● Data shown:
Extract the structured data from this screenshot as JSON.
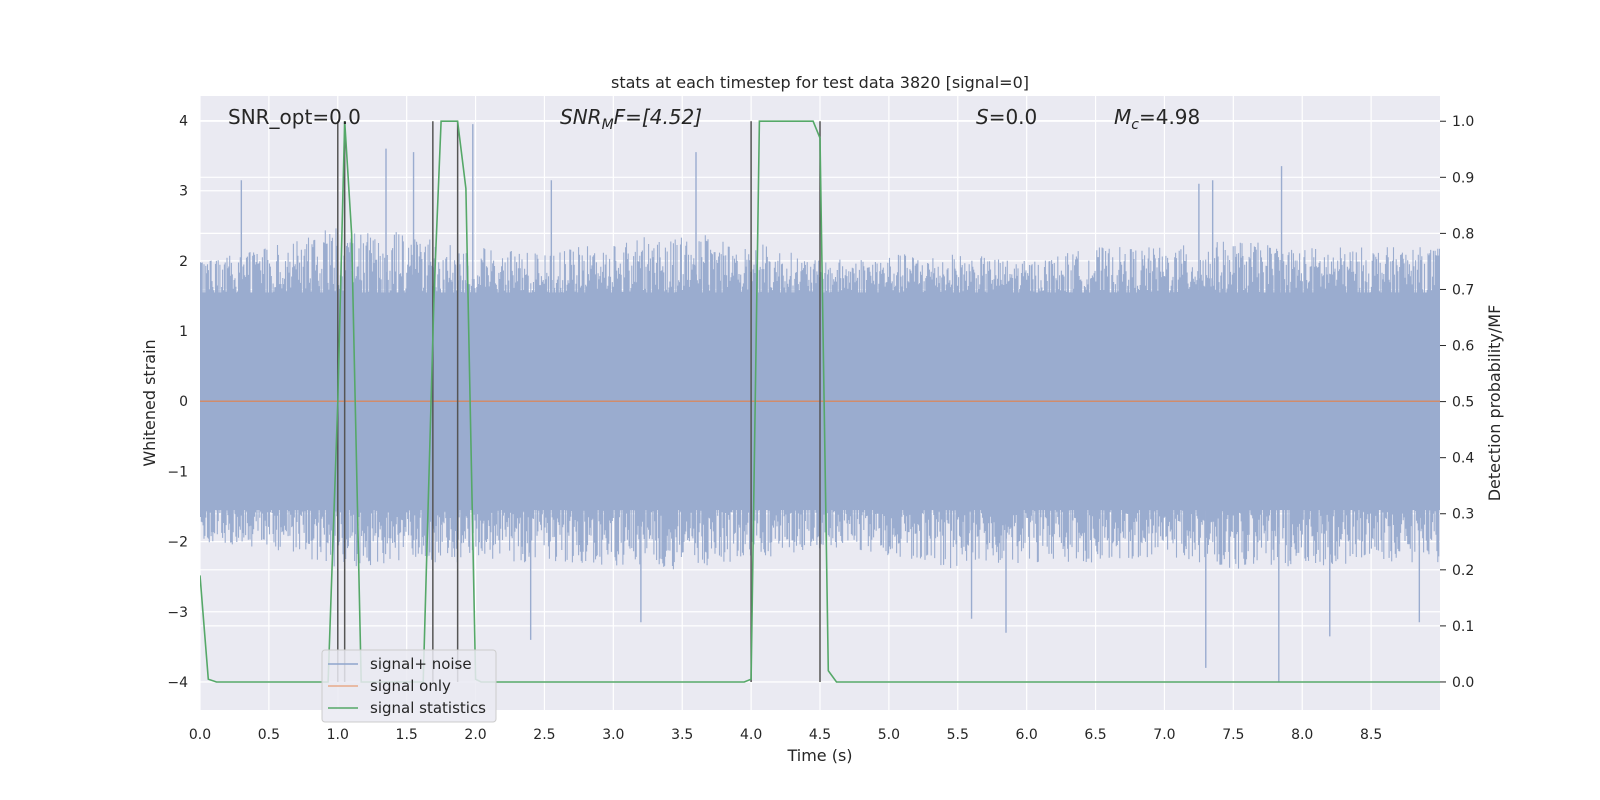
{
  "chart_data": {
    "type": "line",
    "title": "stats at each timestep for test data 3820 [signal=0]",
    "xlabel": "Time (s)",
    "ylabel": "Whitened strain",
    "ylabel_right": "Detection probability/MF",
    "xlim": [
      0.0,
      9.0
    ],
    "ylim": [
      -4.4,
      4.35
    ],
    "ylim_right": [
      -0.05,
      1.045
    ],
    "x_ticks": [
      0.0,
      0.5,
      1.0,
      1.5,
      2.0,
      2.5,
      3.0,
      3.5,
      4.0,
      4.5,
      5.0,
      5.5,
      6.0,
      6.5,
      7.0,
      7.5,
      8.0,
      8.5
    ],
    "x_tick_labels": [
      "0.0",
      "0.5",
      "1.0",
      "1.5",
      "2.0",
      "2.5",
      "3.0",
      "3.5",
      "4.0",
      "4.5",
      "5.0",
      "5.5",
      "6.0",
      "6.5",
      "7.0",
      "7.5",
      "8.0",
      "8.5"
    ],
    "y_ticks": [
      -4,
      -3,
      -2,
      -1,
      0,
      1,
      2,
      3,
      4
    ],
    "y_tick_labels": [
      "−4",
      "−3",
      "−2",
      "−1",
      "0",
      "1",
      "2",
      "3",
      "4"
    ],
    "y2_ticks": [
      0.0,
      0.1,
      0.2,
      0.3,
      0.4,
      0.5,
      0.6,
      0.7,
      0.8,
      0.9,
      1.0
    ],
    "y2_tick_labels": [
      "0.0",
      "0.1",
      "0.2",
      "0.3",
      "0.4",
      "0.5",
      "0.6",
      "0.7",
      "0.8",
      "0.9",
      "1.0"
    ],
    "grid": true,
    "legend_position": "lower-left",
    "annotations": {
      "snr_opt": "SNR_opt=0.0",
      "snr_mf_main": "SNR",
      "snr_mf_sub": "M",
      "snr_mf_rest": "F=[4.52]",
      "s_main": "S",
      "s_rest": "=0.0",
      "mc_main": "M",
      "mc_sub": "c",
      "mc_rest": "=4.98"
    },
    "series": [
      {
        "name": "signal+ noise",
        "color": "#4c72b0",
        "style": "noise",
        "envelope_upper": [
          [
            0.0,
            2.0
          ],
          [
            0.5,
            2.2
          ],
          [
            1.0,
            2.5
          ],
          [
            1.5,
            2.4
          ],
          [
            2.0,
            2.2
          ],
          [
            2.5,
            2.1
          ],
          [
            3.0,
            2.3
          ],
          [
            3.5,
            2.4
          ],
          [
            4.0,
            2.3
          ],
          [
            4.5,
            2.0
          ],
          [
            5.0,
            2.1
          ],
          [
            5.5,
            2.1
          ],
          [
            6.0,
            2.0
          ],
          [
            6.5,
            2.2
          ],
          [
            7.0,
            2.2
          ],
          [
            7.5,
            2.3
          ],
          [
            8.0,
            2.2
          ],
          [
            8.5,
            2.2
          ],
          [
            9.0,
            2.2
          ]
        ],
        "envelope_lower": [
          [
            0.0,
            -2.0
          ],
          [
            0.5,
            -2.1
          ],
          [
            1.0,
            -2.4
          ],
          [
            1.5,
            -2.3
          ],
          [
            2.0,
            -2.3
          ],
          [
            2.5,
            -2.3
          ],
          [
            3.0,
            -2.4
          ],
          [
            3.5,
            -2.4
          ],
          [
            4.0,
            -2.3
          ],
          [
            4.5,
            -2.1
          ],
          [
            5.0,
            -2.2
          ],
          [
            5.5,
            -2.4
          ],
          [
            6.0,
            -2.3
          ],
          [
            6.5,
            -2.3
          ],
          [
            7.0,
            -2.2
          ],
          [
            7.5,
            -2.4
          ],
          [
            8.0,
            -2.4
          ],
          [
            8.5,
            -2.3
          ],
          [
            9.0,
            -2.3
          ]
        ],
        "peaks": [
          [
            0.3,
            3.15
          ],
          [
            1.05,
            2.9
          ],
          [
            1.35,
            3.6
          ],
          [
            1.55,
            3.55
          ],
          [
            1.98,
            3.95
          ],
          [
            2.55,
            3.15
          ],
          [
            3.6,
            3.55
          ],
          [
            7.25,
            3.1
          ],
          [
            7.35,
            3.15
          ],
          [
            7.85,
            3.35
          ]
        ],
        "troughs": [
          [
            2.4,
            -3.4
          ],
          [
            3.2,
            -3.15
          ],
          [
            5.6,
            -3.1
          ],
          [
            5.85,
            -3.3
          ],
          [
            7.3,
            -3.8
          ],
          [
            7.83,
            -4.0
          ],
          [
            8.2,
            -3.35
          ],
          [
            8.85,
            -3.15
          ]
        ]
      },
      {
        "name": "signal only",
        "color": "#dd8452",
        "style": "line",
        "points": [
          [
            0.0,
            0.0
          ],
          [
            9.0,
            0.0
          ]
        ]
      },
      {
        "name": "signal statistics",
        "color": "#55a868",
        "style": "line",
        "axis": "right",
        "points": [
          [
            0.0,
            0.19
          ],
          [
            0.06,
            0.005
          ],
          [
            0.12,
            0.0
          ],
          [
            0.93,
            0.0
          ],
          [
            1.0,
            0.5
          ],
          [
            1.05,
            1.0
          ],
          [
            1.1,
            0.8
          ],
          [
            1.17,
            0.0
          ],
          [
            1.62,
            0.0
          ],
          [
            1.7,
            0.7
          ],
          [
            1.75,
            1.0
          ],
          [
            1.87,
            1.0
          ],
          [
            1.93,
            0.88
          ],
          [
            2.0,
            0.005
          ],
          [
            2.04,
            0.0
          ],
          [
            3.95,
            0.0
          ],
          [
            4.0,
            0.005
          ],
          [
            4.06,
            1.0
          ],
          [
            4.45,
            1.0
          ],
          [
            4.5,
            0.97
          ],
          [
            4.56,
            0.02
          ],
          [
            4.62,
            0.0
          ],
          [
            9.0,
            0.0
          ]
        ]
      }
    ],
    "vertical_markers": [
      1.0,
      1.05,
      1.69,
      1.87,
      4.0,
      4.5
    ]
  }
}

● The problem:
Every record above should be transcribed exactly; the pictures stay out of the copy.

● Task output:
Extract the structured data from this screenshot as JSON.
{
  "chart_data": {
    "type": "line",
    "title": "stats at each timestep for test data 3820 [signal=0]",
    "xlabel": "Time (s)",
    "ylabel": "Whitened strain",
    "ylabel_right": "Detection probability/MF",
    "xlim": [
      0.0,
      9.0
    ],
    "ylim": [
      -4.4,
      4.35
    ],
    "ylim_right": [
      -0.05,
      1.045
    ],
    "x_ticks": [
      0.0,
      0.5,
      1.0,
      1.5,
      2.0,
      2.5,
      3.0,
      3.5,
      4.0,
      4.5,
      5.0,
      5.5,
      6.0,
      6.5,
      7.0,
      7.5,
      8.0,
      8.5
    ],
    "x_tick_labels": [
      "0.0",
      "0.5",
      "1.0",
      "1.5",
      "2.0",
      "2.5",
      "3.0",
      "3.5",
      "4.0",
      "4.5",
      "5.0",
      "5.5",
      "6.0",
      "6.5",
      "7.0",
      "7.5",
      "8.0",
      "8.5"
    ],
    "y_ticks": [
      -4,
      -3,
      -2,
      -1,
      0,
      1,
      2,
      3,
      4
    ],
    "y_tick_labels": [
      "−4",
      "−3",
      "−2",
      "−1",
      "0",
      "1",
      "2",
      "3",
      "4"
    ],
    "y2_ticks": [
      0.0,
      0.1,
      0.2,
      0.3,
      0.4,
      0.5,
      0.6,
      0.7,
      0.8,
      0.9,
      1.0
    ],
    "y2_tick_labels": [
      "0.0",
      "0.1",
      "0.2",
      "0.3",
      "0.4",
      "0.5",
      "0.6",
      "0.7",
      "0.8",
      "0.9",
      "1.0"
    ],
    "grid": true,
    "legend_position": "lower-left",
    "annotations": {
      "snr_opt": "SNR_opt=0.0",
      "snr_mf_main": "SNR",
      "snr_mf_sub": "M",
      "snr_mf_rest": "F=[4.52]",
      "s_main": "S",
      "s_rest": "=0.0",
      "mc_main": "M",
      "mc_sub": "c",
      "mc_rest": "=4.98"
    },
    "series": [
      {
        "name": "signal+ noise",
        "color": "#4c72b0",
        "style": "noise",
        "envelope_upper": [
          [
            0.0,
            2.0
          ],
          [
            0.5,
            2.2
          ],
          [
            1.0,
            2.5
          ],
          [
            1.5,
            2.4
          ],
          [
            2.0,
            2.2
          ],
          [
            2.5,
            2.1
          ],
          [
            3.0,
            2.3
          ],
          [
            3.5,
            2.4
          ],
          [
            4.0,
            2.3
          ],
          [
            4.5,
            2.0
          ],
          [
            5.0,
            2.1
          ],
          [
            5.5,
            2.1
          ],
          [
            6.0,
            2.0
          ],
          [
            6.5,
            2.2
          ],
          [
            7.0,
            2.2
          ],
          [
            7.5,
            2.3
          ],
          [
            8.0,
            2.2
          ],
          [
            8.5,
            2.2
          ],
          [
            9.0,
            2.2
          ]
        ],
        "envelope_lower": [
          [
            0.0,
            -2.0
          ],
          [
            0.5,
            -2.1
          ],
          [
            1.0,
            -2.4
          ],
          [
            1.5,
            -2.3
          ],
          [
            2.0,
            -2.3
          ],
          [
            2.5,
            -2.3
          ],
          [
            3.0,
            -2.4
          ],
          [
            3.5,
            -2.4
          ],
          [
            4.0,
            -2.3
          ],
          [
            4.5,
            -2.1
          ],
          [
            5.0,
            -2.2
          ],
          [
            5.5,
            -2.4
          ],
          [
            6.0,
            -2.3
          ],
          [
            6.5,
            -2.3
          ],
          [
            7.0,
            -2.2
          ],
          [
            7.5,
            -2.4
          ],
          [
            8.0,
            -2.4
          ],
          [
            8.5,
            -2.3
          ],
          [
            9.0,
            -2.3
          ]
        ],
        "peaks": [
          [
            0.3,
            3.15
          ],
          [
            1.05,
            2.9
          ],
          [
            1.35,
            3.6
          ],
          [
            1.55,
            3.55
          ],
          [
            1.98,
            3.95
          ],
          [
            2.55,
            3.15
          ],
          [
            3.6,
            3.55
          ],
          [
            7.25,
            3.1
          ],
          [
            7.35,
            3.15
          ],
          [
            7.85,
            3.35
          ]
        ],
        "troughs": [
          [
            2.4,
            -3.4
          ],
          [
            3.2,
            -3.15
          ],
          [
            5.6,
            -3.1
          ],
          [
            5.85,
            -3.3
          ],
          [
            7.3,
            -3.8
          ],
          [
            7.83,
            -4.0
          ],
          [
            8.2,
            -3.35
          ],
          [
            8.85,
            -3.15
          ]
        ]
      },
      {
        "name": "signal only",
        "color": "#dd8452",
        "style": "line",
        "points": [
          [
            0.0,
            0.0
          ],
          [
            9.0,
            0.0
          ]
        ]
      },
      {
        "name": "signal statistics",
        "color": "#55a868",
        "style": "line",
        "axis": "right",
        "points": [
          [
            0.0,
            0.19
          ],
          [
            0.06,
            0.005
          ],
          [
            0.12,
            0.0
          ],
          [
            0.93,
            0.0
          ],
          [
            1.0,
            0.5
          ],
          [
            1.05,
            1.0
          ],
          [
            1.1,
            0.8
          ],
          [
            1.17,
            0.0
          ],
          [
            1.62,
            0.0
          ],
          [
            1.7,
            0.7
          ],
          [
            1.75,
            1.0
          ],
          [
            1.87,
            1.0
          ],
          [
            1.93,
            0.88
          ],
          [
            2.0,
            0.005
          ],
          [
            2.04,
            0.0
          ],
          [
            3.95,
            0.0
          ],
          [
            4.0,
            0.005
          ],
          [
            4.06,
            1.0
          ],
          [
            4.45,
            1.0
          ],
          [
            4.5,
            0.97
          ],
          [
            4.56,
            0.02
          ],
          [
            4.62,
            0.0
          ],
          [
            9.0,
            0.0
          ]
        ]
      }
    ],
    "vertical_markers": [
      1.0,
      1.05,
      1.69,
      1.87,
      4.0,
      4.5
    ]
  }
}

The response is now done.